Problem requirements: List every line below containing "after".

Input rows:
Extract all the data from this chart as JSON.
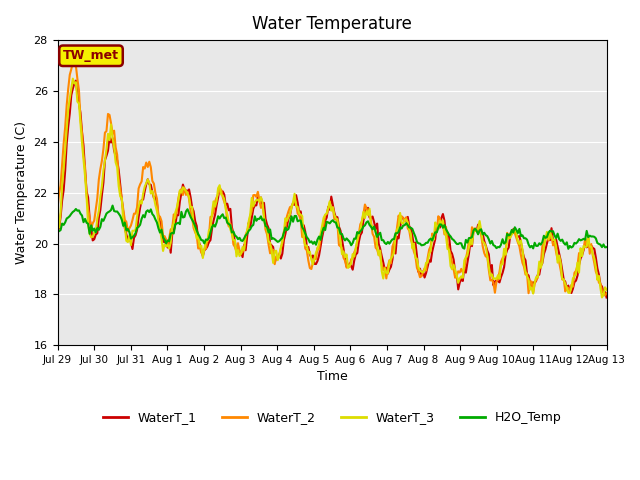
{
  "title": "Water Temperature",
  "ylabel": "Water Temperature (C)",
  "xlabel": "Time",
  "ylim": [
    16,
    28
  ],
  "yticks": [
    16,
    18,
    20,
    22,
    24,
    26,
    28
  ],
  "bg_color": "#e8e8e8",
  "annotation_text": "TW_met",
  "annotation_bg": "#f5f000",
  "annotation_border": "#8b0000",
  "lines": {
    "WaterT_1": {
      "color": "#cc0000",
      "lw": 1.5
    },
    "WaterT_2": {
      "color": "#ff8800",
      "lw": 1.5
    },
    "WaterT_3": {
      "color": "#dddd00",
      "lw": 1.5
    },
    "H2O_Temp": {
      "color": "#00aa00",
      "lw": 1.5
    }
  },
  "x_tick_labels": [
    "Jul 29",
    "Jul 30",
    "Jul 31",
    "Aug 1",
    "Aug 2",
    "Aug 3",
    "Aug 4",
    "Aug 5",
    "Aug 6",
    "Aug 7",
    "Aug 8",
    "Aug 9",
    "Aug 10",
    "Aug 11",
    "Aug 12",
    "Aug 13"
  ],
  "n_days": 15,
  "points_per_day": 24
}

==

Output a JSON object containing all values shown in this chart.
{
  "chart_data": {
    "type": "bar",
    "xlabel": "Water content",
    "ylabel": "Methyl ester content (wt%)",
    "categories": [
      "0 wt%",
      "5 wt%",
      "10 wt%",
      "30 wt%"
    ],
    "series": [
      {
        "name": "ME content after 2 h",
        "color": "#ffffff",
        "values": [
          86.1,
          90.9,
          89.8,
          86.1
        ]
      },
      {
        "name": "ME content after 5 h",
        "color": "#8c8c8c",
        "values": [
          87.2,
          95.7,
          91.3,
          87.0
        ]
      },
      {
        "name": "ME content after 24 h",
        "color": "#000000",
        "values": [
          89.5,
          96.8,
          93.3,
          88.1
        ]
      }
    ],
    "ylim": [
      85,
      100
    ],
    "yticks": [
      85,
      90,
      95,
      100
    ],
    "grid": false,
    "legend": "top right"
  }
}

Task answer:
        "name": "ME content after 2 h",
        "name": "ME content after 5 h",
        "name": "ME content after 24 h",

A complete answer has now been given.